━━━ Material supplied

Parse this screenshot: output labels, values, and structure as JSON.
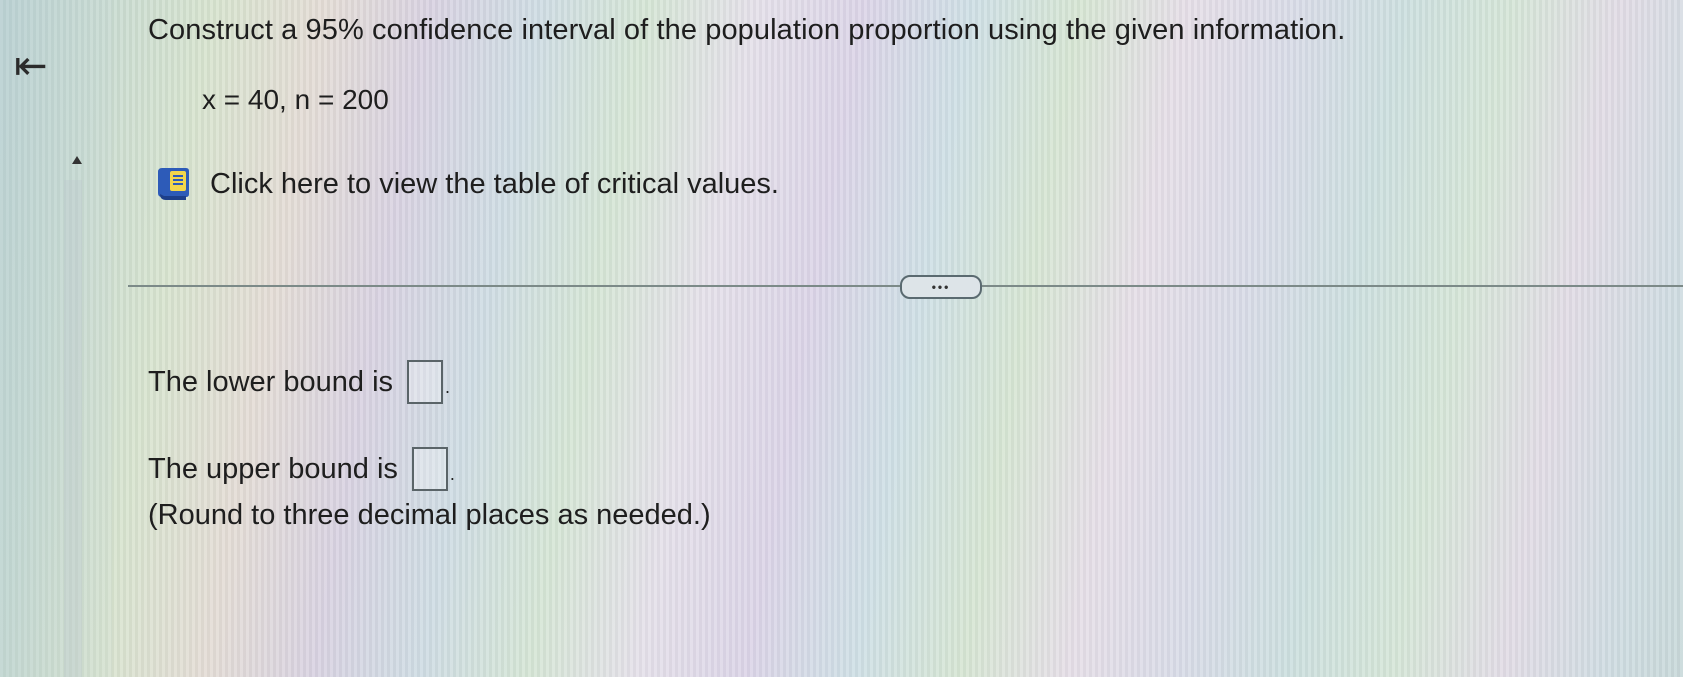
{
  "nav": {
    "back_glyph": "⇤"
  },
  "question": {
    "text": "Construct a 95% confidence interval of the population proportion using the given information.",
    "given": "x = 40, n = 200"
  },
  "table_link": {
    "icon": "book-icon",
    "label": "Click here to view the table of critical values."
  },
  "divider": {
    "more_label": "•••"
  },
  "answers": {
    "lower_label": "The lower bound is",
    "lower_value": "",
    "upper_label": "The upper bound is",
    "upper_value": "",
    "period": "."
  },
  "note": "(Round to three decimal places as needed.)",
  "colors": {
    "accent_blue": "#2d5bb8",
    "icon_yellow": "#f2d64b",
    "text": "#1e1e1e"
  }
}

━━━━━━
━━━ Material supplied

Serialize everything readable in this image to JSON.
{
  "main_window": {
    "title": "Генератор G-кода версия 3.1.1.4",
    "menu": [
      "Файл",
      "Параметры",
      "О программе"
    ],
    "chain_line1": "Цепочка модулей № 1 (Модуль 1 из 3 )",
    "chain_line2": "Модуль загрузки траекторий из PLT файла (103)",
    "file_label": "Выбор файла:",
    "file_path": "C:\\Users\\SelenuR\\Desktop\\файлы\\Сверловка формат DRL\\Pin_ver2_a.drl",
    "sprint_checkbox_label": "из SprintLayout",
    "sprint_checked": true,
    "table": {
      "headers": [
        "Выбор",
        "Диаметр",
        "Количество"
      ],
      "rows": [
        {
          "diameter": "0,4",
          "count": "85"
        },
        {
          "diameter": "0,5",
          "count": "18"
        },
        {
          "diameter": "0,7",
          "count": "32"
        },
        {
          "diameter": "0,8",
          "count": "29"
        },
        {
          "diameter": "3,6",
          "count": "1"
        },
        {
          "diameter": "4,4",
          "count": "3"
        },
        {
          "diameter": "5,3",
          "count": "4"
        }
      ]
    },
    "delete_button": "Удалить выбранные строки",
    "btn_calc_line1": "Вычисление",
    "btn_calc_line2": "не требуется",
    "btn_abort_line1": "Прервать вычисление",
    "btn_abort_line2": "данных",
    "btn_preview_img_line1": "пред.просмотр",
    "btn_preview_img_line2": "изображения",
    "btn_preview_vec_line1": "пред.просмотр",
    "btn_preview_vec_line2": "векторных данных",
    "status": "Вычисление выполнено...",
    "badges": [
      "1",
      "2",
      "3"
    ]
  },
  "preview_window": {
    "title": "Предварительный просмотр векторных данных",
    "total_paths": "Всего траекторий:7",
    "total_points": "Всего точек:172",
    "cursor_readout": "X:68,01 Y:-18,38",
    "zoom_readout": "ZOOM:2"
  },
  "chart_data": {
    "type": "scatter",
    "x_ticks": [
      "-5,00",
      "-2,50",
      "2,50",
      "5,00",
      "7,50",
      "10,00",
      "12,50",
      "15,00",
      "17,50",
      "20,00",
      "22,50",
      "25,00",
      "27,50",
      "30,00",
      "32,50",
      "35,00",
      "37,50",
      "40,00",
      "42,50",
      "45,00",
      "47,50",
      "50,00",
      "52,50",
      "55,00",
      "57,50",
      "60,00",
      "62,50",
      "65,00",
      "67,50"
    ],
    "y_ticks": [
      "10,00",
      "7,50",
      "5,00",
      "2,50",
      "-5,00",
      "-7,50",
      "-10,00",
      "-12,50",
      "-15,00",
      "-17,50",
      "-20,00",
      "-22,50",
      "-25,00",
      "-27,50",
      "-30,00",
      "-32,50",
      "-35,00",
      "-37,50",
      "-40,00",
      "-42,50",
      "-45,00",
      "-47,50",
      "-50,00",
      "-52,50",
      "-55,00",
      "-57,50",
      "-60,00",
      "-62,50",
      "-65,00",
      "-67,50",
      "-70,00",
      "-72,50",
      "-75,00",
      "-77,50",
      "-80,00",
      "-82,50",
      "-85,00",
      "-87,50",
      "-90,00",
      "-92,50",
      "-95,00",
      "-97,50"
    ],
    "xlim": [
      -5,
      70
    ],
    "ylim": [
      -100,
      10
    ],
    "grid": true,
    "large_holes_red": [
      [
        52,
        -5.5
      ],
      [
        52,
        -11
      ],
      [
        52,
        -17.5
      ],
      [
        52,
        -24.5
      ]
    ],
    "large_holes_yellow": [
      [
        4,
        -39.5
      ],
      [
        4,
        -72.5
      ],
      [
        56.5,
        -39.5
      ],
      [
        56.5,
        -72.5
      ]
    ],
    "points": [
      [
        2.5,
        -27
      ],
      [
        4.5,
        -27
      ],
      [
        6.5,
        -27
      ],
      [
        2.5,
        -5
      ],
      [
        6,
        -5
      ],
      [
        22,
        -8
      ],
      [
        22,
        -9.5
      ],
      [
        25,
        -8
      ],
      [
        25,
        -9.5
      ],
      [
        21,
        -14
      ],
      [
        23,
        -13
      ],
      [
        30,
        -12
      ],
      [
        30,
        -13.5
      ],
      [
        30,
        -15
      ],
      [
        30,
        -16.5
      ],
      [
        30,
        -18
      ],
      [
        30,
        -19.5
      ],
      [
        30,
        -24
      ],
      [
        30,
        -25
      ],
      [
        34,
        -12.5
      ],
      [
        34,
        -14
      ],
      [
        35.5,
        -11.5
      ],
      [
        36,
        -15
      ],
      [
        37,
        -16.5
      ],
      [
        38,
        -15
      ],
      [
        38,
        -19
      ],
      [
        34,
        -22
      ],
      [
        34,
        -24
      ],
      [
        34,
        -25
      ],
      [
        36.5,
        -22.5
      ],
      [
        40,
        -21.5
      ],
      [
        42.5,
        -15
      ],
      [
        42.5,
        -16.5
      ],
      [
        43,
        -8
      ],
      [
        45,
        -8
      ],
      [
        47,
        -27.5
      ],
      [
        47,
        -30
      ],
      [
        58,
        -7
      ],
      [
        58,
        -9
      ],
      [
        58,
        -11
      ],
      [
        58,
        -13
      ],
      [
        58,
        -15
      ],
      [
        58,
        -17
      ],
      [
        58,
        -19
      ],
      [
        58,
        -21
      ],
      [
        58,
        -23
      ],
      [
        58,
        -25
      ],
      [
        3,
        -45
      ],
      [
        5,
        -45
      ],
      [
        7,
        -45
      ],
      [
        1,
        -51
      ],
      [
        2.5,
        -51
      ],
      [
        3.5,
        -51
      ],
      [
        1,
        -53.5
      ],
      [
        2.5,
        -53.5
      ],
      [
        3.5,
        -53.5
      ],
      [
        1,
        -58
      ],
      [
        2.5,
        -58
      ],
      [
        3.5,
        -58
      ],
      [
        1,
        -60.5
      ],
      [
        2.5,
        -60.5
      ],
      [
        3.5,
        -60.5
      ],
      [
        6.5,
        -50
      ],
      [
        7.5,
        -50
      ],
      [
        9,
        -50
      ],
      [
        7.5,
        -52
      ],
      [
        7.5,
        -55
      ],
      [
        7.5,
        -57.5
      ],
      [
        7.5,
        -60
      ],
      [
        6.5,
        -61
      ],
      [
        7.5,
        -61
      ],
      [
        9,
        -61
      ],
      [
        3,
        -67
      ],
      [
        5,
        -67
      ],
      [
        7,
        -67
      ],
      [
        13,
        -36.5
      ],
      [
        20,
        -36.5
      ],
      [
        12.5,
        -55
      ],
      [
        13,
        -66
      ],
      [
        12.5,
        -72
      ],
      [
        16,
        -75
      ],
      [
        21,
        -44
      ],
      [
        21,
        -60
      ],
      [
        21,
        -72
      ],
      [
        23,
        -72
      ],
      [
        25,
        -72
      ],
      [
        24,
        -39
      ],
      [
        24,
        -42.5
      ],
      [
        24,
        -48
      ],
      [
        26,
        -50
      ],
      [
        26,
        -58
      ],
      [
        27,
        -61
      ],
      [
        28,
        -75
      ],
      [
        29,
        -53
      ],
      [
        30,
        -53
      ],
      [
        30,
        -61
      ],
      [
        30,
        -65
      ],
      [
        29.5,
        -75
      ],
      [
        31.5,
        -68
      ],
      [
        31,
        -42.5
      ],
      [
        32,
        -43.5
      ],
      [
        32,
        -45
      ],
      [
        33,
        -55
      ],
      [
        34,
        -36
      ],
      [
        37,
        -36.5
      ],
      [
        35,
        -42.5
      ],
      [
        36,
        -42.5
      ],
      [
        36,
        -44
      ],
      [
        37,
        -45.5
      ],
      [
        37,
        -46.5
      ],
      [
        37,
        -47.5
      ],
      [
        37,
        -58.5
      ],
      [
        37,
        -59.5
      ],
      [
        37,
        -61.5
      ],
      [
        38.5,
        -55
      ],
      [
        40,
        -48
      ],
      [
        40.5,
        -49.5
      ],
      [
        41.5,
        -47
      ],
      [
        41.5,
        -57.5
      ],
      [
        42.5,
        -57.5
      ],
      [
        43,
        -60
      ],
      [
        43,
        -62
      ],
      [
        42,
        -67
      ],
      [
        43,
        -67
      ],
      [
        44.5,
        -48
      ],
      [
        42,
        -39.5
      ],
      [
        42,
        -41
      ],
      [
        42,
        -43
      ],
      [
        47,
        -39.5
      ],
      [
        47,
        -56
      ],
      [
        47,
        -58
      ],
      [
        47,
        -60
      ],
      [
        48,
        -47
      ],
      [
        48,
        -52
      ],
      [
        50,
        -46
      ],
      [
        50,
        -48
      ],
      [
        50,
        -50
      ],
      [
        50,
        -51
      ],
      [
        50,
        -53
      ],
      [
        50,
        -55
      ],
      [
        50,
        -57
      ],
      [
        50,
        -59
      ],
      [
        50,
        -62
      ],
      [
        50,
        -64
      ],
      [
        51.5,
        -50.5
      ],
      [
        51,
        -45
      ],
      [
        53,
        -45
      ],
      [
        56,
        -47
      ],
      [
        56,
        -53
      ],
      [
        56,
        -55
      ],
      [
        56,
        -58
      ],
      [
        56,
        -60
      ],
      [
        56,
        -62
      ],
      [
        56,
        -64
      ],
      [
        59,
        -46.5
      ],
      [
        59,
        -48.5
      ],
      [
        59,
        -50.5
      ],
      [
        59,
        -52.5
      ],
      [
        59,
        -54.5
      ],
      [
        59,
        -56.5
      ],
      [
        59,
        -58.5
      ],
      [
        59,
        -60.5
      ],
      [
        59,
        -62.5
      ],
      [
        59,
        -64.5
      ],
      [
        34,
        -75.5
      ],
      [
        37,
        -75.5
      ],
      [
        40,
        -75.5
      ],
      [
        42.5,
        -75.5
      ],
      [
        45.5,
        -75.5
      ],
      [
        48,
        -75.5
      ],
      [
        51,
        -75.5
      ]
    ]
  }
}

━━━━━━

• Aim of the exercise: Extract from the data every line where "title" shows up.

• Result of this exercise:
    "title": "Генератор G-кода версия 3.1.1.4",
    "title": "Предварительный просмотр векторных данных",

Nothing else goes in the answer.